Une récente enquête Ipsos-Sopra Steria pour le journal Le Monde, l’Institut Montaigne et Sciences Po, révèle que notre système politique, notre démocratie, fonctionne » de moins en moins bien » pour 77 % des personnes interrogées. À l’évidence, notre pays traverse une crise démocratique qui se manifeste par l’abstention, le rejet des partis politiques et des institutions en général et une défiance qui tend à s’accroître vis-à-vis des acteurs de la vie politiques.
Faut-il en conclure, comme le font les commentateurs de ce sondage, que nous assistons à un « moindre attachement au régime démocratique ». Un tiers des personnes interrogées pense que » d’autres systèmes politiques peuvent être aussi bons que la démocratie « . Ce point de vue, en nette évolution, repose sur l’idée que les élections ne servent à rien, que ce qu’il faudrait faire sur de nombreux sujets, n’est jamais fait. En clair, l’attachement au régime démocratique est en baisse. Les partis politiques, les syndicats et les médias seraient responsables du blocage de la société française.

Entrées d'un jeu de données
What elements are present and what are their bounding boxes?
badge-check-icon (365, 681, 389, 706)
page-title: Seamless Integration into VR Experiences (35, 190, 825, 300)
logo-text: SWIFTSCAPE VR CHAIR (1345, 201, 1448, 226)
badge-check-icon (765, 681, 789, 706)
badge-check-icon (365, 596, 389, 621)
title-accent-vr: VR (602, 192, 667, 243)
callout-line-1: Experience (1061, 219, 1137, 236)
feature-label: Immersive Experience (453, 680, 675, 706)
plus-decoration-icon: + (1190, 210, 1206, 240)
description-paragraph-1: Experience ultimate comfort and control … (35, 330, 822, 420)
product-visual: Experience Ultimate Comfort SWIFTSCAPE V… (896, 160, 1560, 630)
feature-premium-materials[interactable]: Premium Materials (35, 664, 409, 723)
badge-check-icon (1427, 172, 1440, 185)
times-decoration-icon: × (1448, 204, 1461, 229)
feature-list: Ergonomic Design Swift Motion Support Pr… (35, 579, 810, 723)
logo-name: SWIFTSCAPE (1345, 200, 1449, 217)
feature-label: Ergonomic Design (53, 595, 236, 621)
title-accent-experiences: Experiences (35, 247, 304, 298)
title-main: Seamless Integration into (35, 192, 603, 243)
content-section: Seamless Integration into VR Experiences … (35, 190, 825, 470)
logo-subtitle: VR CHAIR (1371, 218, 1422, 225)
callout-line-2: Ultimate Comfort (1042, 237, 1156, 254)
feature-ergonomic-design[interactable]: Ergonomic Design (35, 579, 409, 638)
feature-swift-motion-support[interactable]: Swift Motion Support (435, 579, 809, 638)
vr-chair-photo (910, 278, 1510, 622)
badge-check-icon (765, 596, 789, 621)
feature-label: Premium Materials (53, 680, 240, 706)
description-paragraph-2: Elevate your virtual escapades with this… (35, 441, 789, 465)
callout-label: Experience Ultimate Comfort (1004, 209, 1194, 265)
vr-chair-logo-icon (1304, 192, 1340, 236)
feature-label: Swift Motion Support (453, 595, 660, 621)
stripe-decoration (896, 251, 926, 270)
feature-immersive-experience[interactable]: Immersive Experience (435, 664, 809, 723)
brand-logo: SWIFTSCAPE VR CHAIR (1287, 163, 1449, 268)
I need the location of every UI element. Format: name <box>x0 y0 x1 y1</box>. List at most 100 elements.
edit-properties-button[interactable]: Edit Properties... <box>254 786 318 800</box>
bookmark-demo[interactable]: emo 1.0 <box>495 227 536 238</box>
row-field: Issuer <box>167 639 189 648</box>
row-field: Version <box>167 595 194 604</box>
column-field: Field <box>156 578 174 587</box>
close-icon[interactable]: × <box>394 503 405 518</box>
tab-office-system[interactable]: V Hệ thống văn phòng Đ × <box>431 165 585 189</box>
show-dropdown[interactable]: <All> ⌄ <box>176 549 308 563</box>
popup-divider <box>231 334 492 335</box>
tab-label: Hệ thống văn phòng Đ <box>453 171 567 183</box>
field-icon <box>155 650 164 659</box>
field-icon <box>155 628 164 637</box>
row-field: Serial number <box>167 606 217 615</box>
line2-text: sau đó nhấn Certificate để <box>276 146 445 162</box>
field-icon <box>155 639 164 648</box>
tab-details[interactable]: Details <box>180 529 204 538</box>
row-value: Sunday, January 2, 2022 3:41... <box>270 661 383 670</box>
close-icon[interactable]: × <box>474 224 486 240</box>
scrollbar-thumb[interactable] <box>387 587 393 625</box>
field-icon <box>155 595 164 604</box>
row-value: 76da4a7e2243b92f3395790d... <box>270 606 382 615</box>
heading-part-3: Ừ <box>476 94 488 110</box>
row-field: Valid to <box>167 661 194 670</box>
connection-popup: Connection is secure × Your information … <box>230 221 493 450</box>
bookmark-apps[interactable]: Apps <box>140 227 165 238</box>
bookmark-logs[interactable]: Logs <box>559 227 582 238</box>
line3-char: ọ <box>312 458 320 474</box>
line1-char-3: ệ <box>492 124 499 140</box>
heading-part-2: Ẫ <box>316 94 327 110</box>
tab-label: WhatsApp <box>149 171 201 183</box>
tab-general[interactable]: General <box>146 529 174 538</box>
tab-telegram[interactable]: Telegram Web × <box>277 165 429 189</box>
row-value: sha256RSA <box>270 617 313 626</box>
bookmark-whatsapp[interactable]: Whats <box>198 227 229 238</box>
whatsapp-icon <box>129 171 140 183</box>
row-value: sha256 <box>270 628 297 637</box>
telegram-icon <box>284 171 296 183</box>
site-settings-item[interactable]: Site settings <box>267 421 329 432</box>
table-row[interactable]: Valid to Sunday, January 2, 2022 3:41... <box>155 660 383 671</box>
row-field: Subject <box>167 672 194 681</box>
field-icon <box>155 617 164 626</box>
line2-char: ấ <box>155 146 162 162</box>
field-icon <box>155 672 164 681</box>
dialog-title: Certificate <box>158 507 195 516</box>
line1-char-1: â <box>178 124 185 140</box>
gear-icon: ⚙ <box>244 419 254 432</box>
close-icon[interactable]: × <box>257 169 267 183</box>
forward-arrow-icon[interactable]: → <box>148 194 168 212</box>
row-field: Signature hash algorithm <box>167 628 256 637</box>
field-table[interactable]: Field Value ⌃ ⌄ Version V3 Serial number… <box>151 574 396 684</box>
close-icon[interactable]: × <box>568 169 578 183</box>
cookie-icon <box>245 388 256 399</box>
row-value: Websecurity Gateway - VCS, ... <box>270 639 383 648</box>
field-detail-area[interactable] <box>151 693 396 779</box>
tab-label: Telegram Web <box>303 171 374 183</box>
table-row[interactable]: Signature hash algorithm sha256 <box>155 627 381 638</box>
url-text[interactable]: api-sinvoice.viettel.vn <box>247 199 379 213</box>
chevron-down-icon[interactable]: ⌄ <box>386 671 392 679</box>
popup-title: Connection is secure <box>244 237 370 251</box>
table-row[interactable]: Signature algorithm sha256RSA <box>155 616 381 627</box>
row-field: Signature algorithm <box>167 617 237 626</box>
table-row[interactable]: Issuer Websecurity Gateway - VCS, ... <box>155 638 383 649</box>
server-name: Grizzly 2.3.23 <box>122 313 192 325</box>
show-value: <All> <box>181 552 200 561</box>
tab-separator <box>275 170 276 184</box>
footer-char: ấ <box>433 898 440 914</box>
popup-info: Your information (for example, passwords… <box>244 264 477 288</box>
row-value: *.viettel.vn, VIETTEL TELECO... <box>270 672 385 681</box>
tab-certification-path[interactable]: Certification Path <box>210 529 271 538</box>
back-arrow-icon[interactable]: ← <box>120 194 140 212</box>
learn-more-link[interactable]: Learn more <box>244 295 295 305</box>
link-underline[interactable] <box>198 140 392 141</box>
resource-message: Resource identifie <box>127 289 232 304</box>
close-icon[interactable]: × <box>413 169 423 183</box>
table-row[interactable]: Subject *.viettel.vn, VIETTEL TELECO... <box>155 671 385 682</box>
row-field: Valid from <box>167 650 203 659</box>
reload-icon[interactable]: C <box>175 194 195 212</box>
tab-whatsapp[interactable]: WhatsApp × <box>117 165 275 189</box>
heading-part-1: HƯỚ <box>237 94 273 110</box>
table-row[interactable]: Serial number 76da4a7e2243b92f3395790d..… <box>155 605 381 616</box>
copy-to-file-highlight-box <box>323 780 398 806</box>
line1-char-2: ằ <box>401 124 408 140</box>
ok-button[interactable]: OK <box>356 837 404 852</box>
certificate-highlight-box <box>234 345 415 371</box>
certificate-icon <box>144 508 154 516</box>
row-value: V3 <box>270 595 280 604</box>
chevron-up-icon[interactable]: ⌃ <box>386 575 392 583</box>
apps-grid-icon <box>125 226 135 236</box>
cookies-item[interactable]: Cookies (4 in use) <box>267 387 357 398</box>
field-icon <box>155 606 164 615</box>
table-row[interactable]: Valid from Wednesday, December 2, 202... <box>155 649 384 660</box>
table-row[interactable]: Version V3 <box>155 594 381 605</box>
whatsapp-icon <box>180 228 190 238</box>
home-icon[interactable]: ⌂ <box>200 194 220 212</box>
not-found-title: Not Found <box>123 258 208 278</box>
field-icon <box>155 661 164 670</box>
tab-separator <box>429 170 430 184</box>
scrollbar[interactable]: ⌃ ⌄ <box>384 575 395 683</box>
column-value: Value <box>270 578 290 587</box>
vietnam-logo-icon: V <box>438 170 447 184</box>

**CONSIGNES**
**1.** Extrayez telles quelles les lignes des rangées, du début jusqu'à celle qui contient « plus-decoration-icon: + (1190, 210, 1206, 240) », celle-ci comprise.
**2.** Continuez le texte sur la crise démocratique en France après sa dernière phrase.

**RÉPONSES**
**1.**
What elements are present and what are their bounding boxes?
badge-check-icon (365, 681, 389, 706)
page-title: Seamless Integration into VR Experiences (35, 190, 825, 300)
logo-text: SWIFTSCAPE VR CHAIR (1345, 201, 1448, 226)
badge-check-icon (765, 681, 789, 706)
badge-check-icon (365, 596, 389, 621)
title-accent-vr: VR (602, 192, 667, 243)
callout-line-1: Experience (1061, 219, 1137, 236)
feature-label: Immersive Experience (453, 680, 675, 706)
plus-decoration-icon: + (1190, 210, 1206, 240)

**2.**
Cette tendance est observée dans la plupart des pays occidentaux. Ce qui s’est passé cette nuit aux États-Unis devrait conduire les dirigeants politiques, mais aussi les médias, les politologues, à s’interroger sur les conséquences de la mondialisation, de l’immigration et sur le fossé qui sépare les élites du reste de la population. La colère qui s’exprime très fréquemment, lors des consultations électorales, révèle le mépris que ressent une majorité de la population de la part de ceux qui ont été élus pour les représenter.
Aux États-Unis, au petit matin, un homme d’affaires excentrique qui s’honore de ne pas payer les d’impôts qu’il devrait payer, qui prend en permanence des libertés avec la vérité, tient des propos douteux sur le racisme, la xénophobie, qui n’avait jamais élu, va devenir le 45e président des États-Unis. Ahurissant, impensable, il y a encore quelques jours, quelques mois que le successeur de Barack Obama, exemple d’élégance, d’éducation, d’intelligence, puisse être un homme d’affaires vulgaire comme Donald Trump.
L’Amérique, sous le coup de la colère, en a décidé ainsi. Elle estime qu’elle n’a rien à perdre à faire le choix de l’aventure. Sous le choc, l’Ambassadeur de France à Washington a déclaré : « Un monde s’effondre sous nos yeux ». Le nouveau monde est imprévisible. Le directeur du journal Le Monde a raison d’écrire ce soir que, si « on peine encore à distinguer les contours mais dont une caractéristique est d’ores et déjà avérée : dans ce monde-là, tout ce qui était réputé impossible, ou irréaliste, devient désormais envisageable. »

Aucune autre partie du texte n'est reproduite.